• Text to read:
Reporting and Log Level Data Delays
Incident Report for Xandr
Postmortem

Incident Summary:

On June 22nd at approximately 1900 UTC, capacity in the NYM2 datacenter was brought down due to a network circuit issue between LAX1 and NYM2 data centers. This caused a backup in log processing which led to delayed log level data feeds and reporting.

Scope of Impact:

During the incident window, clients experienced longer than normal reporting delays for Log Level Data and Network Analytics reports.

Timeline (UTC):

2020-06-22 16:47: LAX1-NYM2 circuit goes down

2020-06-22 19:11: First alert of delayed data

2020-06-22 20:10: Incident Reported: Log Level Data and Network Analytics delays were reported

2020-06-22 21:20: Began installation of extra servers

2020-06-23 04:00: Incident Resolved: Reporting delays fell under threshold

Cause Analysis:

A network circuit between NYM2 and LAX1 data centers failed and traffic was re-routed, which reduced overall network bandwidth. The limited bandwidth was acceptable for two hours, after which there was increased platform traffic due to the time of day resulting in network saturation when requests started to fail.

Resolution Steps:

Our engineers resolved the issue by adding extra processing capacity in NYM2 data center.

• Data listing:
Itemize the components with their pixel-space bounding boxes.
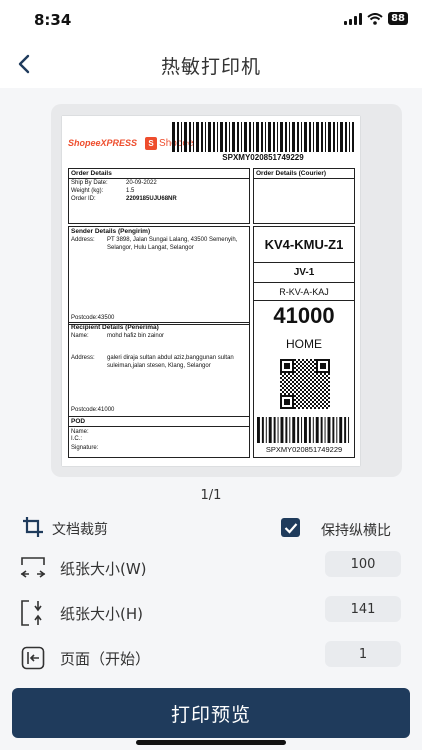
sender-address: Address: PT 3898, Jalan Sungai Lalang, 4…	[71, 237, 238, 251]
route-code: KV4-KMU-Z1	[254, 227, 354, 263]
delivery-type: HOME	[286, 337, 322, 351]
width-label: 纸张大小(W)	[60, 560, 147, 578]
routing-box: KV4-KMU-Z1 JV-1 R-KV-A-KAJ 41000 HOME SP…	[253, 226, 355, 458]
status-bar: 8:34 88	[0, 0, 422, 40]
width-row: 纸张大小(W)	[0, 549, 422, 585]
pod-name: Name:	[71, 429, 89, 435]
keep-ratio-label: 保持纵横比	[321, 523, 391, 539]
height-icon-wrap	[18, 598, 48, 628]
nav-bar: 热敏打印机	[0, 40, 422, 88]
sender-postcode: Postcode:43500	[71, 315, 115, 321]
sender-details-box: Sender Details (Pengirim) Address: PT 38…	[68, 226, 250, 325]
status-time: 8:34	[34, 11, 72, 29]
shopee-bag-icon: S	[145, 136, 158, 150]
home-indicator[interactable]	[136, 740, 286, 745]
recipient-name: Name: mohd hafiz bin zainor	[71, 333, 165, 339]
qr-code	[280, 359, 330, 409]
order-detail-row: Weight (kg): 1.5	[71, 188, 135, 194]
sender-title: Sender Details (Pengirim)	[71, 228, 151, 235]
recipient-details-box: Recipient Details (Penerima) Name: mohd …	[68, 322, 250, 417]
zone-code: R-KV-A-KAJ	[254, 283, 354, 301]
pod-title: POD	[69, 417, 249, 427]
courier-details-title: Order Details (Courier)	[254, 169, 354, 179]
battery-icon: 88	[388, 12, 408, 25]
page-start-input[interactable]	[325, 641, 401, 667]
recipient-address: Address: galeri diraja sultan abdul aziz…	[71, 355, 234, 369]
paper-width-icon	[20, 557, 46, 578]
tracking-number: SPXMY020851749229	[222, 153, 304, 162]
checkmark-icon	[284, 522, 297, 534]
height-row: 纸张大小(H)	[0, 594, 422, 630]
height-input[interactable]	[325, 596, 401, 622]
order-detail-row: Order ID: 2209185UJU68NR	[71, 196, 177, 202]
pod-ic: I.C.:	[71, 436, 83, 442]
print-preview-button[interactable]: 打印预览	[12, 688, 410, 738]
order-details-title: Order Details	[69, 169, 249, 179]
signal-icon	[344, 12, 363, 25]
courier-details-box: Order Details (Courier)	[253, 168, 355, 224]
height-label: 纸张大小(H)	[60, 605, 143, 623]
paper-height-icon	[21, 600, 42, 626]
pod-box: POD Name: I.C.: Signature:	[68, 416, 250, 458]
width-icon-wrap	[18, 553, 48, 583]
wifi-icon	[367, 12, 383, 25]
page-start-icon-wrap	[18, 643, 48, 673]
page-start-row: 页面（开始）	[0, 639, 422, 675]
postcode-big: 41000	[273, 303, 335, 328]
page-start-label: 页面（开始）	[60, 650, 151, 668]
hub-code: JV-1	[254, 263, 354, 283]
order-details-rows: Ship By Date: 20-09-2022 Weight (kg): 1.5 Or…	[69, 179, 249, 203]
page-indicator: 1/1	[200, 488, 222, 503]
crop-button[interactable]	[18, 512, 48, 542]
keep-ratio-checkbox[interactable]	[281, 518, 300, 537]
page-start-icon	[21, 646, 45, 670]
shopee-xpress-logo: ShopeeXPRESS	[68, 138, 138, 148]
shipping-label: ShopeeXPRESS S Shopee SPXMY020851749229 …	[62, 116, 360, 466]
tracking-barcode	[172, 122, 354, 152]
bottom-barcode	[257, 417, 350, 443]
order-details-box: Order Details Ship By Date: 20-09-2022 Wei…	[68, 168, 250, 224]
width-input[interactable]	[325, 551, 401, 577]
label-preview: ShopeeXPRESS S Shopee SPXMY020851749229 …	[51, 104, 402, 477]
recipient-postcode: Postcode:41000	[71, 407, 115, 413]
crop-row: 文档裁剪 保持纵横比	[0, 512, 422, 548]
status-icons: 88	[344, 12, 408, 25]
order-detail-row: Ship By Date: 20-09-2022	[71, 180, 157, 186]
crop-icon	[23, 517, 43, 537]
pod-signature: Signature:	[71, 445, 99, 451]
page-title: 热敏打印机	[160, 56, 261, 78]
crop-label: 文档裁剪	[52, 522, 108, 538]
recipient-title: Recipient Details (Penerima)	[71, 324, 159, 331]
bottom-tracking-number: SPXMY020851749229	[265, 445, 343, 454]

--

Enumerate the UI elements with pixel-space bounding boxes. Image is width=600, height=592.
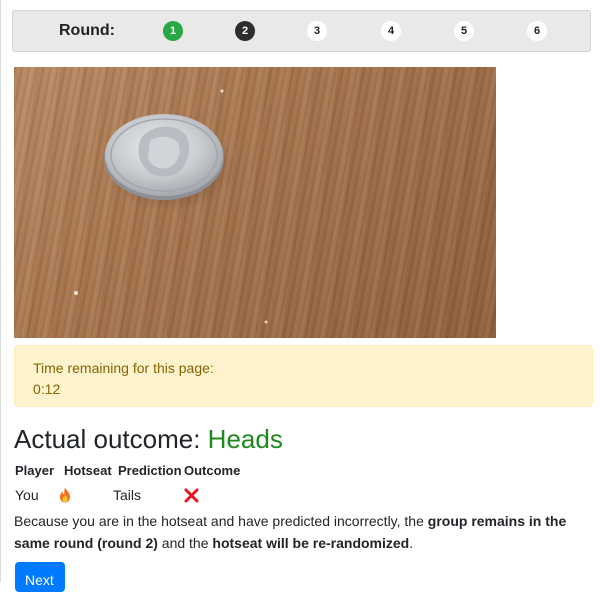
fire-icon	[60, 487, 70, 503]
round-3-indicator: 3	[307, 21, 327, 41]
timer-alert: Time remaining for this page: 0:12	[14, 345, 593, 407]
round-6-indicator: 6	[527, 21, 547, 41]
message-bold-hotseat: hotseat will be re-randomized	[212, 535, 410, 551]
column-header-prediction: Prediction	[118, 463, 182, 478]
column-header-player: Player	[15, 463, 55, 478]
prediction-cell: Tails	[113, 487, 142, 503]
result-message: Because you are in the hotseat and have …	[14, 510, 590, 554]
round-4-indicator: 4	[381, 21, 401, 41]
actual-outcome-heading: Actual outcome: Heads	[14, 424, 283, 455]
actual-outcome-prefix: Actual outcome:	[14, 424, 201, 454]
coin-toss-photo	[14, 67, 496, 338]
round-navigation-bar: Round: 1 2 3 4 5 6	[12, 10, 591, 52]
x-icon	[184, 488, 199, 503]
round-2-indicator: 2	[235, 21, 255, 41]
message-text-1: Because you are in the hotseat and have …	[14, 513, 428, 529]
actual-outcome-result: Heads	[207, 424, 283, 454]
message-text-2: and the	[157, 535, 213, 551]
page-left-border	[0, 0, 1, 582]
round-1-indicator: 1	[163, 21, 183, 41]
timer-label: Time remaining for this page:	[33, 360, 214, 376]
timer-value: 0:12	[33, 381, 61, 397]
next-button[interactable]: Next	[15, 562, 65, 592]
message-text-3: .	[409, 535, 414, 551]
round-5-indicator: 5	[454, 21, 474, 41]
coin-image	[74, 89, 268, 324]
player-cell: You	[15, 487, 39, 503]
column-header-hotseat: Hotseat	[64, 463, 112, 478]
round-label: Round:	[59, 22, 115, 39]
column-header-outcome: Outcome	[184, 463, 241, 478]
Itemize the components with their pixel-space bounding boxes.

• Set tasks:
1. Using the incident report, answer each question briefly:
(a) At what time (UTC) did the LAX1-NYM2 circuit go down?
(b) Which two kinds of reports had longer than normal delays?
(c) How did the engineers resolve the issue?
2. Transcribe the part of the incident report that opens with the words containing "2020-06-22 21:20: Began" and closes with "NYM2 data center.".
The listing comes from a separate source and has no connection to the incident report.

• Outputs in order:
1.
(a) 16:47 on 2020-06-22
(b) Log Level Data and Network Analytics reports
(c) By adding extra processing capacity in the NYM2 data center

2.
2020-06-22 21:20: Began installation of extra servers

2020-06-23 04:00: Incident Resolved: Reporting delays fell under threshold

Cause Analysis:

A network circuit between NYM2 and LAX1 data centers failed and traffic was re-routed, which reduced overall network bandwidth. The limited bandwidth was acceptable for two hours, after which there was increased platform traffic due to the time of day resulting in network saturation when requests started to fail.

Resolution Steps:

Our engineers resolved the issue by adding extra processing capacity in NYM2 data center.